- MATERIAL TO PROCESS -

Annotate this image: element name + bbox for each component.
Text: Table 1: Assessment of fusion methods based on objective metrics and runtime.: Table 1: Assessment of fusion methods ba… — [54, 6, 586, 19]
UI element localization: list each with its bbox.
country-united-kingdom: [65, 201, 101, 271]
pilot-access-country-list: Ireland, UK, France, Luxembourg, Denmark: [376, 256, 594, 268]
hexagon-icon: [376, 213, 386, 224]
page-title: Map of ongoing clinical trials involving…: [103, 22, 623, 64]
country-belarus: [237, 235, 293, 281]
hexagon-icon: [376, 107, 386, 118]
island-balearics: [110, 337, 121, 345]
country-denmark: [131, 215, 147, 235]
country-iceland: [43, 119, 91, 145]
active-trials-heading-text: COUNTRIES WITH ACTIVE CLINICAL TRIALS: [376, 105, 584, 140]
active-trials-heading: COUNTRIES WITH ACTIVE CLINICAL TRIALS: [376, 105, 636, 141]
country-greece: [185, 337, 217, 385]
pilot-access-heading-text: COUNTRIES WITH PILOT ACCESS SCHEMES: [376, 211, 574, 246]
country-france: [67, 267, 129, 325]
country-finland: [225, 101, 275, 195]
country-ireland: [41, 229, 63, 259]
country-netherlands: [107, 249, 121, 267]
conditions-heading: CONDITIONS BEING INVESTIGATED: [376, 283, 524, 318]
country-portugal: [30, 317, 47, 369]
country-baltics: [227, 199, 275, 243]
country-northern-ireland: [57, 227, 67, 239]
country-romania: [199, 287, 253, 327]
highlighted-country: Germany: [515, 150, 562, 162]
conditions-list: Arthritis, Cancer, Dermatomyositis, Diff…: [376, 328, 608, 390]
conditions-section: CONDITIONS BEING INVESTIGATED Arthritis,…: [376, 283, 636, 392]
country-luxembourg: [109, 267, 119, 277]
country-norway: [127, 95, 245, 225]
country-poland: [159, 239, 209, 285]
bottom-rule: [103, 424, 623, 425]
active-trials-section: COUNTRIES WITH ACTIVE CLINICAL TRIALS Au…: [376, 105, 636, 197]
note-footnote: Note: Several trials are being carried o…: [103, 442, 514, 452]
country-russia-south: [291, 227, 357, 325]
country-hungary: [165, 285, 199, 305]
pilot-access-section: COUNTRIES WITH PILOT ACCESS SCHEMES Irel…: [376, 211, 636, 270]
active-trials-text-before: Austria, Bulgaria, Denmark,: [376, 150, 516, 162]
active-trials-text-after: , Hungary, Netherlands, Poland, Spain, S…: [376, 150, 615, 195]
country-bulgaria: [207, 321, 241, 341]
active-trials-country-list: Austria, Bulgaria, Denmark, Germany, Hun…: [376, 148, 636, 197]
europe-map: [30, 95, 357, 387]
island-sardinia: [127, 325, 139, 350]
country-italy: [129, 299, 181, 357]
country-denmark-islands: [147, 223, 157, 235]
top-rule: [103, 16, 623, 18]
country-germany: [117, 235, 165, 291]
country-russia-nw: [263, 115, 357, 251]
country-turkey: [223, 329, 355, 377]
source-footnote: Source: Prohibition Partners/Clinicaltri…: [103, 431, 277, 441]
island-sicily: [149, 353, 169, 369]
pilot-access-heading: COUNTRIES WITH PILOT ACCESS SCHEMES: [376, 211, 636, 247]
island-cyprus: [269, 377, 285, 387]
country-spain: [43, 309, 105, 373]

- SET TASK -
Reproduce all of the records above, swapping each occurrence of "hexagon-icon" for "hexagon-marker" and keeping everything else unchanged.

- ANSWER FOR THIS EXERCISE -
Annotate this image: element name + bbox for each component.
Text: Table 1: Assessment of fusion methods based on objective metrics and runtime.: Table 1: Assessment of fusion methods ba… — [54, 6, 586, 19]
UI element localization: list each with its bbox.
country-united-kingdom: [65, 201, 101, 271]
pilot-access-country-list: Ireland, UK, France, Luxembourg, Denmark: [376, 256, 594, 268]
hexagon-marker: [376, 213, 386, 224]
page-title: Map of ongoing clinical trials involving…: [103, 22, 623, 64]
country-belarus: [237, 235, 293, 281]
hexagon-marker: [376, 107, 386, 118]
island-balearics: [110, 337, 121, 345]
country-denmark: [131, 215, 147, 235]
country-iceland: [43, 119, 91, 145]
active-trials-heading-text: COUNTRIES WITH ACTIVE CLINICAL TRIALS: [376, 105, 584, 140]
active-trials-heading: COUNTRIES WITH ACTIVE CLINICAL TRIALS: [376, 105, 636, 141]
country-greece: [185, 337, 217, 385]
pilot-access-heading-text: COUNTRIES WITH PILOT ACCESS SCHEMES: [376, 211, 574, 246]
country-france: [67, 267, 129, 325]
country-finland: [225, 101, 275, 195]
country-ireland: [41, 229, 63, 259]
country-netherlands: [107, 249, 121, 267]
conditions-heading: CONDITIONS BEING INVESTIGATED: [376, 283, 524, 318]
country-portugal: [30, 317, 47, 369]
country-baltics: [227, 199, 275, 243]
country-northern-ireland: [57, 227, 67, 239]
country-romania: [199, 287, 253, 327]
highlighted-country: Germany: [515, 150, 562, 162]
conditions-list: Arthritis, Cancer, Dermatomyositis, Diff…: [376, 328, 608, 390]
conditions-section: CONDITIONS BEING INVESTIGATED Arthritis,…: [376, 283, 636, 392]
country-luxembourg: [109, 267, 119, 277]
country-norway: [127, 95, 245, 225]
country-poland: [159, 239, 209, 285]
bottom-rule: [103, 424, 623, 425]
active-trials-section: COUNTRIES WITH ACTIVE CLINICAL TRIALS Au…: [376, 105, 636, 197]
note-footnote: Note: Several trials are being carried o…: [103, 442, 514, 452]
country-russia-south: [291, 227, 357, 325]
country-hungary: [165, 285, 199, 305]
pilot-access-section: COUNTRIES WITH PILOT ACCESS SCHEMES Irel…: [376, 211, 636, 270]
active-trials-text-before: Austria, Bulgaria, Denmark,: [376, 150, 516, 162]
active-trials-text-after: , Hungary, Netherlands, Poland, Spain, S…: [376, 150, 615, 195]
country-bulgaria: [207, 321, 241, 341]
active-trials-country-list: Austria, Bulgaria, Denmark, Germany, Hun…: [376, 148, 636, 197]
europe-map: [30, 95, 357, 387]
island-sardinia: [127, 325, 139, 350]
country-italy: [129, 299, 181, 357]
country-denmark-islands: [147, 223, 157, 235]
top-rule: [103, 16, 623, 18]
country-germany: [117, 235, 165, 291]
country-russia-nw: [263, 115, 357, 251]
country-turkey: [223, 329, 355, 377]
source-footnote: Source: Prohibition Partners/Clinicaltri…: [103, 431, 277, 441]
island-sicily: [149, 353, 169, 369]
pilot-access-heading: COUNTRIES WITH PILOT ACCESS SCHEMES: [376, 211, 636, 247]
island-cyprus: [269, 377, 285, 387]
country-spain: [43, 309, 105, 373]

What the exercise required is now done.